EXERCISE BRIEF: Return each line of the records with nothing changed, pictures excepted.

[Dataset items]
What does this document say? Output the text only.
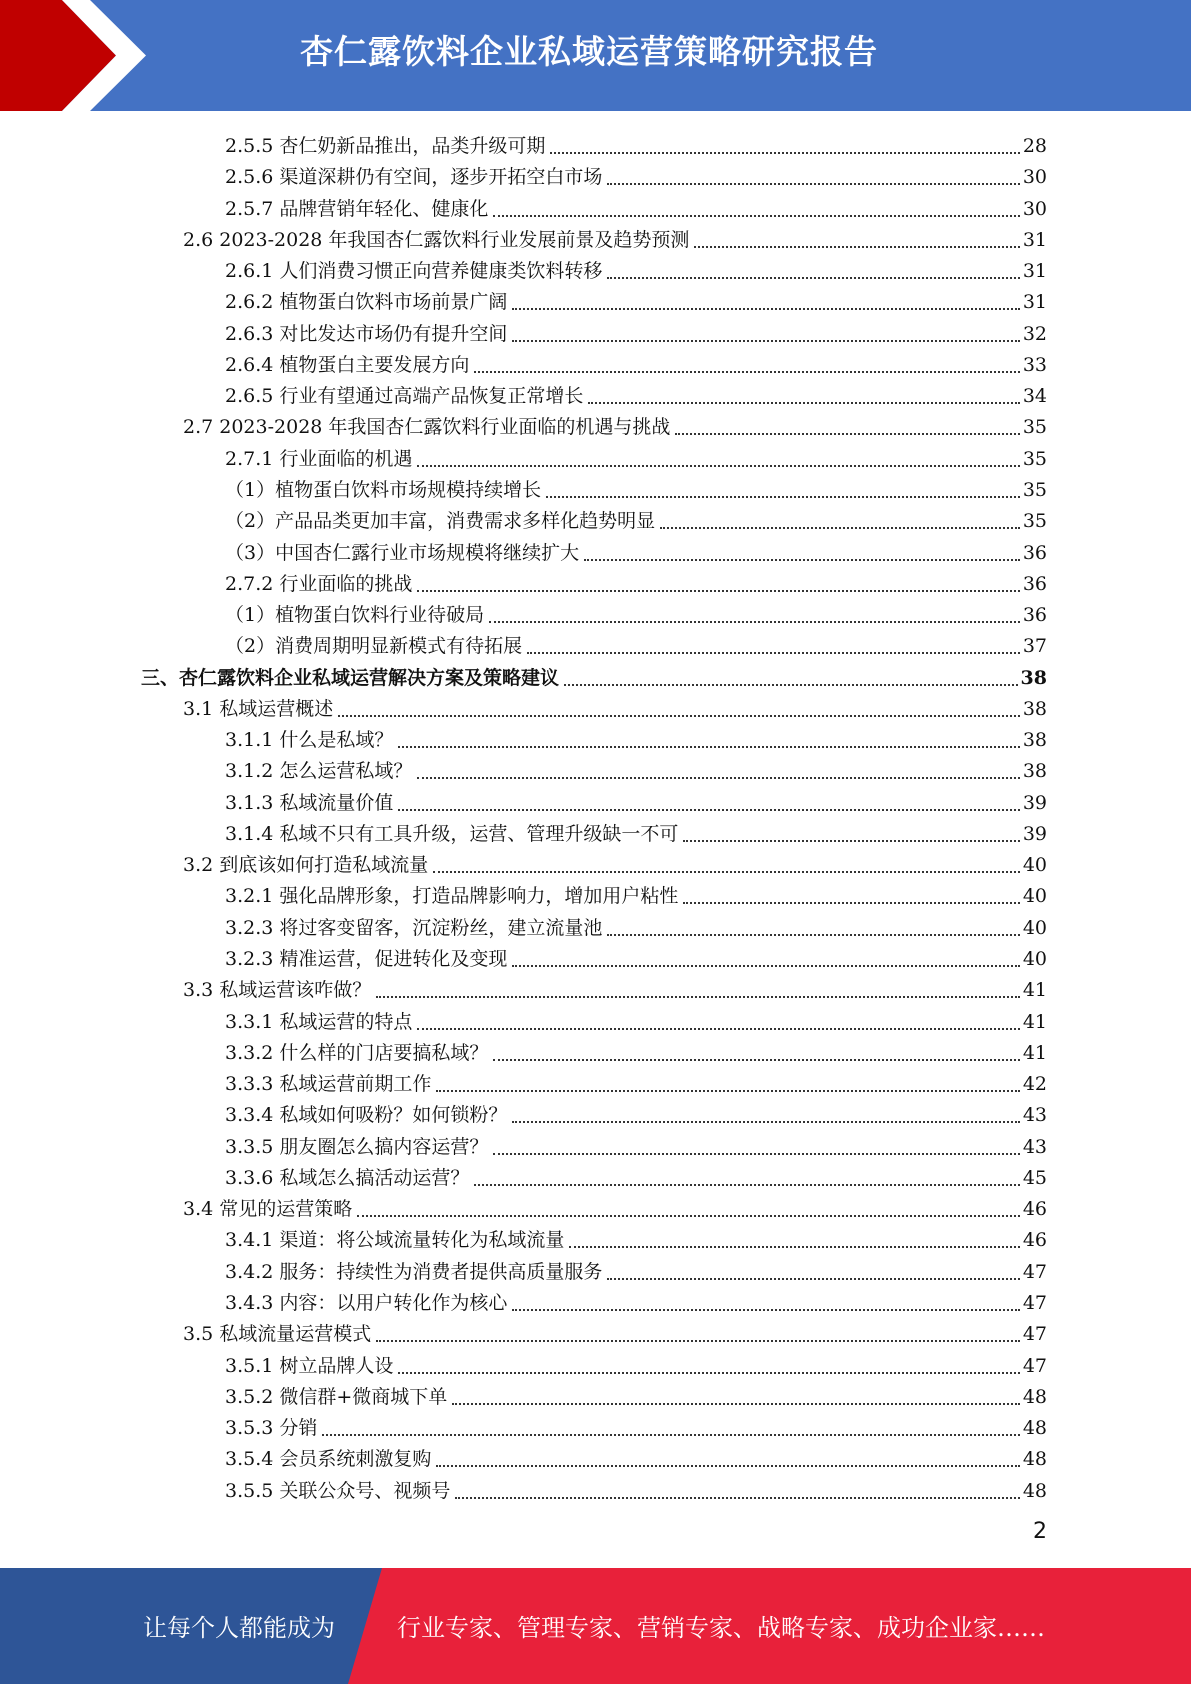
杏仁露饮料企业私域运营策略研究报告
2.5.5 杏仁奶新品推出，品类升级可期	28
2.5.6 渠道深耕仍有空间，逐步开拓空白市场	30
2.5.7 品牌营销年轻化、健康化	30
2.6 2023-2028 年我国杏仁露饮料行业发展前景及趋势预测	31
2.6.1 人们消费习惯正向营养健康类饮料转移	31
2.6.2 植物蛋白饮料市场前景广阔	31
2.6.3 对比发达市场仍有提升空间	32
2.6.4 植物蛋白主要发展方向	33
2.6.5 行业有望通过高端产品恢复正常增长	34
2.7 2023-2028 年我国杏仁露饮料行业面临的机遇与挑战	35
2.7.1 行业面临的机遇	35
（1）植物蛋白饮料市场规模持续增长	35
（2）产品品类更加丰富，消费需求多样化趋势明显	35
（3）中国杏仁露行业市场规模将继续扩大	36
2.7.2 行业面临的挑战	36
（1）植物蛋白饮料行业待破局	36
（2）消费周期明显新模式有待拓展	37
三、杏仁露饮料企业私域运营解决方案及策略建议	38
3.1 私域运营概述	38
3.1.1 什么是私域？	38
3.1.2 怎么运营私域？	38
3.1.3 私域流量价值	39
3.1.4 私域不只有工具升级，运营、管理升级缺一不可	39
3.2 到底该如何打造私域流量	40
3.2.1 强化品牌形象，打造品牌影响力，增加用户粘性	40
3.2.3 将过客变留客，沉淀粉丝，建立流量池	40
3.2.3 精准运营，促进转化及变现	40
3.3 私域运营该咋做？	41
3.3.1 私域运营的特点	41
3.3.2 什么样的门店要搞私域？	41
3.3.3 私域运营前期工作	42
3.3.4 私域如何吸粉？如何锁粉？	43
3.3.5 朋友圈怎么搞内容运营？	43
3.3.6 私域怎么搞活动运营？	45
3.4 常见的运营策略	46
3.4.1 渠道：将公域流量转化为私域流量	46
3.4.2 服务：持续性为消费者提供高质量服务	47
3.4.3 内容：以用户转化作为核心	47
3.5 私域流量运营模式	47
3.5.1 树立品牌人设	47
3.5.2 微信群+微商城下单	48
3.5.3 分销	48
3.5.4 会员系统刺激复购	48
3.5.5 关联公众号、视频号	48
2
让每个人都能成为	行业专家、管理专家、营销专家、战略专家、成功企业家……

ANSWER TO THIS EXERCISE:
What does this document say? Output the text only.
杏仁露饮料企业私域运营策略研究报告
2.5.5 杏仁奶新品推出，品类升级可期	28
2.5.6 渠道深耕仍有空间，逐步开拓空白市场	30
2.5.7 品牌营销年轻化、健康化	30
2.6 2023-2028 年我国杏仁露饮料行业发展前景及趋势预测	31
2.6.1 人们消费习惯正向营养健康类饮料转移	31
2.6.2 植物蛋白饮料市场前景广阔	31
2.6.3 对比发达市场仍有提升空间	32
2.6.4 植物蛋白主要发展方向	33
2.6.5 行业有望通过高端产品恢复正常增长	34
2.7 2023-2028 年我国杏仁露饮料行业面临的机遇与挑战	35
2.7.1 行业面临的机遇	35
（1）植物蛋白饮料市场规模持续增长	35
（2）产品品类更加丰富，消费需求多样化趋势明显	35
（3）中国杏仁露行业市场规模将继续扩大	36
2.7.2 行业面临的挑战	36
（1）植物蛋白饮料行业待破局	36
（2）消费周期明显新模式有待拓展	37
三、杏仁露饮料企业私域运营解决方案及策略建议	38
3.1 私域运营概述	38
3.1.1 什么是私域？	38
3.1.2 怎么运营私域？	38
3.1.3 私域流量价值	39
3.1.4 私域不只有工具升级，运营、管理升级缺一不可	39
3.2 到底该如何打造私域流量	40
3.2.1 强化品牌形象，打造品牌影响力，增加用户粘性	40
3.2.3 将过客变留客，沉淀粉丝，建立流量池	40
3.2.3 精准运营，促进转化及变现	40
3.3 私域运营该咋做？	41
3.3.1 私域运营的特点	41
3.3.2 什么样的门店要搞私域？	41
3.3.3 私域运营前期工作	42
3.3.4 私域如何吸粉？如何锁粉？	43
3.3.5 朋友圈怎么搞内容运营？	43
3.3.6 私域怎么搞活动运营？	45
3.4 常见的运营策略	46
3.4.1 渠道：将公域流量转化为私域流量	46
3.4.2 服务：持续性为消费者提供高质量服务	47
3.4.3 内容：以用户转化作为核心	47
3.5 私域流量运营模式	47
3.5.1 树立品牌人设	47
3.5.2 微信群+微商城下单	48
3.5.3 分销	48
3.5.4 会员系统刺激复购	48
3.5.5 关联公众号、视频号	48
2
让每个人都能成为	行业专家、管理专家、营销专家、战略专家、成功企业家……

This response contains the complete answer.